* [Records supplied]
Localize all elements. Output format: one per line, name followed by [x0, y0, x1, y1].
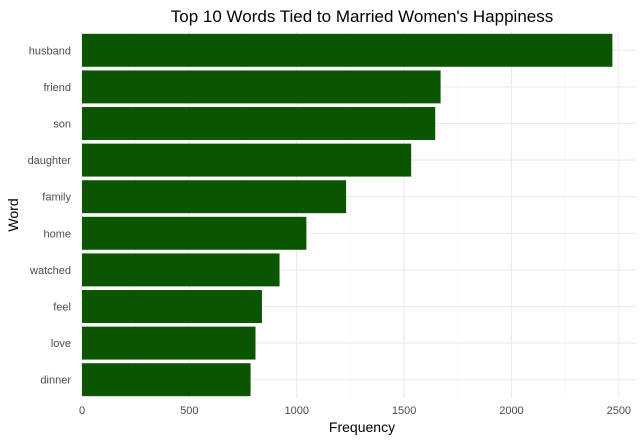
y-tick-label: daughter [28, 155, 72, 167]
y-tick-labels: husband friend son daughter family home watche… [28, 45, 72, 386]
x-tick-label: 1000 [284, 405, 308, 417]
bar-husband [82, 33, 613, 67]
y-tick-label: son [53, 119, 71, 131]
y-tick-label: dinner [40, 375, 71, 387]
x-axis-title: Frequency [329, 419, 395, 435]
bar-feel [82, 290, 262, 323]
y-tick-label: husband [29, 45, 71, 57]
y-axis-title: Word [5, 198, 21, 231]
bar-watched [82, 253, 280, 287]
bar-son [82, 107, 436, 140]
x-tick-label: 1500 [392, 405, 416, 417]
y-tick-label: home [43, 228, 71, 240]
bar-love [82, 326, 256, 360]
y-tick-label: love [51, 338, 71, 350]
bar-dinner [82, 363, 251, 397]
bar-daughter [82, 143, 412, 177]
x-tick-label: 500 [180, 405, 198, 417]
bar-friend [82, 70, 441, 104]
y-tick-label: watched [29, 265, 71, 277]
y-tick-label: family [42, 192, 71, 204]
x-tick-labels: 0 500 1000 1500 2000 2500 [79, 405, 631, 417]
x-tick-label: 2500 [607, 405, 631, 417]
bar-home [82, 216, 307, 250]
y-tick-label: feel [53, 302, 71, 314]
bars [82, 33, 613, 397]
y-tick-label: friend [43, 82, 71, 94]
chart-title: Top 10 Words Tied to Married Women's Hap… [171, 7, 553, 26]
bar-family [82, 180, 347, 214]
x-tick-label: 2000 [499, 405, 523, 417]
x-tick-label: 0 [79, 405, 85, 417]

--

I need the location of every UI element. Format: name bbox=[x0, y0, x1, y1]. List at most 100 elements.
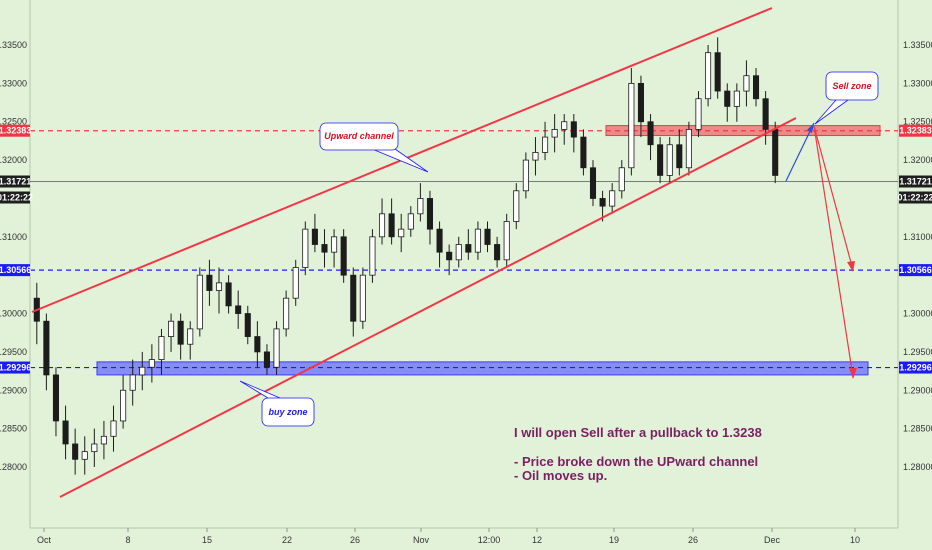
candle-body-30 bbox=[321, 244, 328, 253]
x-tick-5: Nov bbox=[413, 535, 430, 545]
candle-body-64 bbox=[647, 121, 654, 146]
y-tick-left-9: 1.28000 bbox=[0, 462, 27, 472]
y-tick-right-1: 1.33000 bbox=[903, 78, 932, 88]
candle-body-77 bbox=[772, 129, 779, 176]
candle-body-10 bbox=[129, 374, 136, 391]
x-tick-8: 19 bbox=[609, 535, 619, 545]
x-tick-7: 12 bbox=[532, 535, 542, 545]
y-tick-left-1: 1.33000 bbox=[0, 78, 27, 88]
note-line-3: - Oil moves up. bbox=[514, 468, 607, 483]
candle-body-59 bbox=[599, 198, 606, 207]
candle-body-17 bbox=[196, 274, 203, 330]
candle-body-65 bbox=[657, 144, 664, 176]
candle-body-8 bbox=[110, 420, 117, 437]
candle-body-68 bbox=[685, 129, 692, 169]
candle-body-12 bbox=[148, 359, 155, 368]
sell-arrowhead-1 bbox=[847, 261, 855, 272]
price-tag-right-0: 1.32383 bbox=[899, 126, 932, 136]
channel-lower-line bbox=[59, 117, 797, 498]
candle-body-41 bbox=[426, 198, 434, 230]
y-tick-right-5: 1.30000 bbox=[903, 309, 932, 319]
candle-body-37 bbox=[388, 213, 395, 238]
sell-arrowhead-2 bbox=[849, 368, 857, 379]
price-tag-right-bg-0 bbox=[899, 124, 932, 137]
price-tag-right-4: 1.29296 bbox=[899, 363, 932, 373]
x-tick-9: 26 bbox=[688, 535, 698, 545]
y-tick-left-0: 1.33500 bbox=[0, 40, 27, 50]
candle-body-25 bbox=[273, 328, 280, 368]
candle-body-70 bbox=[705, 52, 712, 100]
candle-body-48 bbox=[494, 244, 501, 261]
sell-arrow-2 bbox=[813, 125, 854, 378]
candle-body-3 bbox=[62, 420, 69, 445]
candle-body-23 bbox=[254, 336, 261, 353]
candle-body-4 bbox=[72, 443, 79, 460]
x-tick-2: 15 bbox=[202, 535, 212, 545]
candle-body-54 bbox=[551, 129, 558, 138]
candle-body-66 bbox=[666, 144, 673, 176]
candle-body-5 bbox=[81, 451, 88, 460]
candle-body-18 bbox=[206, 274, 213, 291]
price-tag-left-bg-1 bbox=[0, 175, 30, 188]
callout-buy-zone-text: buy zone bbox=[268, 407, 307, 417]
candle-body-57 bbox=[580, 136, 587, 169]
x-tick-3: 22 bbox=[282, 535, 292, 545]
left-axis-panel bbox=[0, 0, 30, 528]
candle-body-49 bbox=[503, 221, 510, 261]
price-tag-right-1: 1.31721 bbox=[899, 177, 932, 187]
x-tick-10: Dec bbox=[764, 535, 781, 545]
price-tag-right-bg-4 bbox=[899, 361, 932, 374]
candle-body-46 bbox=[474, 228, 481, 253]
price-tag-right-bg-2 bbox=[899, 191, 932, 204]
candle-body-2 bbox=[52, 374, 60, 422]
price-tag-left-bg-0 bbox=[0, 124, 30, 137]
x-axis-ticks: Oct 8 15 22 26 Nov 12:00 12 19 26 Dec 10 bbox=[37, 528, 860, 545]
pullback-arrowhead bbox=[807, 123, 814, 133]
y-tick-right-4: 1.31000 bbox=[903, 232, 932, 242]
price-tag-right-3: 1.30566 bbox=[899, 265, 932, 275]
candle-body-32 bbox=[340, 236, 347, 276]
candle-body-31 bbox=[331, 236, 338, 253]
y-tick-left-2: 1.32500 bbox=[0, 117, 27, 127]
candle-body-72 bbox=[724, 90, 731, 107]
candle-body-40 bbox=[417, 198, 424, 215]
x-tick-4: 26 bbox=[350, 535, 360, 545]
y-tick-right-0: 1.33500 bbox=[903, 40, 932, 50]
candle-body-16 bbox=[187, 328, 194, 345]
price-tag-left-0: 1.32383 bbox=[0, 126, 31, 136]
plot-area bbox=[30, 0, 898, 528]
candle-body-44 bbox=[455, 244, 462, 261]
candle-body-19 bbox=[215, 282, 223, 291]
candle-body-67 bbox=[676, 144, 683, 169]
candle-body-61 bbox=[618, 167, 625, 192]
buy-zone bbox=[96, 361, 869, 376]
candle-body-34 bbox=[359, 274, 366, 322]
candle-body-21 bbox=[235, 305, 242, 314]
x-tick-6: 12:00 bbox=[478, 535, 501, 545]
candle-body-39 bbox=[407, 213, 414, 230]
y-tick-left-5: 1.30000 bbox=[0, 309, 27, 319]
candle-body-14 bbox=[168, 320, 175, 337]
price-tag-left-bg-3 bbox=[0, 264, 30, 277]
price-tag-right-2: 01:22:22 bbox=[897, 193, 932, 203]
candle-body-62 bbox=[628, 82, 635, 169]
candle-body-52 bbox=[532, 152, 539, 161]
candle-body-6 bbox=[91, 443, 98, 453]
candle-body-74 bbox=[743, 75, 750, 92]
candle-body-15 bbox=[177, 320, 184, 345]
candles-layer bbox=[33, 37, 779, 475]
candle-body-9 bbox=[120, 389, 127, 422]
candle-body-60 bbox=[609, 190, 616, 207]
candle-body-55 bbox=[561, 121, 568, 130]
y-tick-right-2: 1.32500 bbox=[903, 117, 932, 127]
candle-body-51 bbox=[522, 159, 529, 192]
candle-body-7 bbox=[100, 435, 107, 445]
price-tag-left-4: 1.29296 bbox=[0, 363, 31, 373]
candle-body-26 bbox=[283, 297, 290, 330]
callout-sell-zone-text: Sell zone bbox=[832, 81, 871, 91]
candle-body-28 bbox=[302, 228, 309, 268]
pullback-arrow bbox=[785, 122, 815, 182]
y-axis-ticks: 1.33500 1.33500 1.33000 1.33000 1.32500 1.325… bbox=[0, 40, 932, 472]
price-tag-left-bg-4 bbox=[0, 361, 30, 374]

* * *

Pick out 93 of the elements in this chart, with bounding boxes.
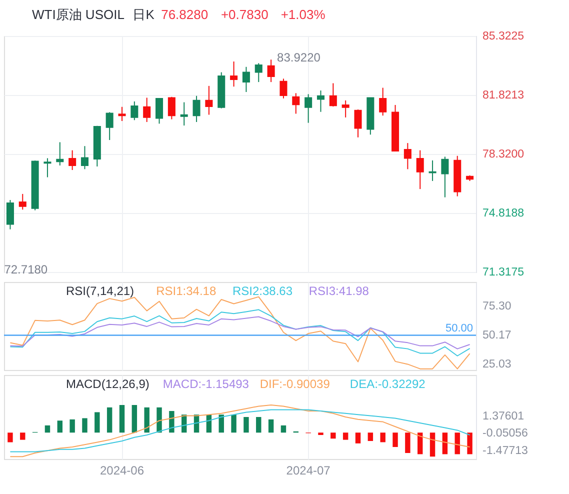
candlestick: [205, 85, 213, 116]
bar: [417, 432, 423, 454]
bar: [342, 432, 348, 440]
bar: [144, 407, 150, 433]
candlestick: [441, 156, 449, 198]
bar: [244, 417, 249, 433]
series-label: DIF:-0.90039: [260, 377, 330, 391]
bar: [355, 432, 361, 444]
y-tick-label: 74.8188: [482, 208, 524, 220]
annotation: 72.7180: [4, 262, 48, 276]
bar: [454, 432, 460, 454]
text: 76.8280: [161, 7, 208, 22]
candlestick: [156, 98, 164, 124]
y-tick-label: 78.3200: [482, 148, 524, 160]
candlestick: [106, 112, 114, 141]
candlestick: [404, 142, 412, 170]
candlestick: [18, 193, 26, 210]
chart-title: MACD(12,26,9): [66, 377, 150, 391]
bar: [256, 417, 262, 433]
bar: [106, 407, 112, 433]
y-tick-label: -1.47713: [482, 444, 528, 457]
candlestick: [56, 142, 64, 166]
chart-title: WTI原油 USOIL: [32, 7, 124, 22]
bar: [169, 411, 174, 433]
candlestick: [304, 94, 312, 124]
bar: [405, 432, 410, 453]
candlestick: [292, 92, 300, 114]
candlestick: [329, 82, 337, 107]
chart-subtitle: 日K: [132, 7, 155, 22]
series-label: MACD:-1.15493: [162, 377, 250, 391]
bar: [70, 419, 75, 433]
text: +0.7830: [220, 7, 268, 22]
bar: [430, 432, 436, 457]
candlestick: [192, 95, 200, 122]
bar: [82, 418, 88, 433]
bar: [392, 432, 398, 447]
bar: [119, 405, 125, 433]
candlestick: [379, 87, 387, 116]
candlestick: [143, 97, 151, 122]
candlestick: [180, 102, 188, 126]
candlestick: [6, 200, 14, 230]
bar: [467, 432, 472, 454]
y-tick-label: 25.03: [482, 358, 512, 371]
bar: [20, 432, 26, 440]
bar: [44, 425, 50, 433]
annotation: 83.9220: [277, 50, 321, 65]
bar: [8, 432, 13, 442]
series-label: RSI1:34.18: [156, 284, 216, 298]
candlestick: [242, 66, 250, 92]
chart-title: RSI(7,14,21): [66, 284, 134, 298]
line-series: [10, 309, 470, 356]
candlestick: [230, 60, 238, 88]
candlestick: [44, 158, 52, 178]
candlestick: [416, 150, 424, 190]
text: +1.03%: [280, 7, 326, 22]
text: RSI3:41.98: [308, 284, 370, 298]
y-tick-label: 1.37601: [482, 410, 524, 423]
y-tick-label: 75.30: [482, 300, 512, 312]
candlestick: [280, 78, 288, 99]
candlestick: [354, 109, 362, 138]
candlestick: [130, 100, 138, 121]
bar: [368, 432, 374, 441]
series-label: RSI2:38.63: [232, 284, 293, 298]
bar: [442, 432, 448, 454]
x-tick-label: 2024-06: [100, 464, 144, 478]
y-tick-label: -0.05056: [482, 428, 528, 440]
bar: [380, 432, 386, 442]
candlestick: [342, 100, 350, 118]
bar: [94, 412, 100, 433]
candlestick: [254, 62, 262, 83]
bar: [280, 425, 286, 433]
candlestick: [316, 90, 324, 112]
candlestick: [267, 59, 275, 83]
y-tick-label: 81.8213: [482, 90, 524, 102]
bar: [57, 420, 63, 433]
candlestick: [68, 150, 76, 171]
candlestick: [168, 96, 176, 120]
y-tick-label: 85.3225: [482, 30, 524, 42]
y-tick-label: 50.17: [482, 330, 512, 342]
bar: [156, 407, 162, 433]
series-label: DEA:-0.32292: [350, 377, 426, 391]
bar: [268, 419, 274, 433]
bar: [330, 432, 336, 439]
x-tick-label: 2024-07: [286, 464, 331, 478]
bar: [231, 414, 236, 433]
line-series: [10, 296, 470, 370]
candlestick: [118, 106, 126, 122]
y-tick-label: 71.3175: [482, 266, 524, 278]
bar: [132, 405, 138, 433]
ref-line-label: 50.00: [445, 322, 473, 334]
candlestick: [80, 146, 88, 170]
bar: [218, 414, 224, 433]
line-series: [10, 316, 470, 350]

* [Written problem] Collect every line in the entries above that contains the string "sell", and copy each such line in full.

* [Result]
sell-arrowhead-1 bbox=[847, 261, 855, 272]
sell-arrowhead-2 bbox=[849, 368, 857, 379]
sell-arrow-2 bbox=[813, 125, 854, 378]
callout-sell-zone-text: Sell zone bbox=[832, 81, 871, 91]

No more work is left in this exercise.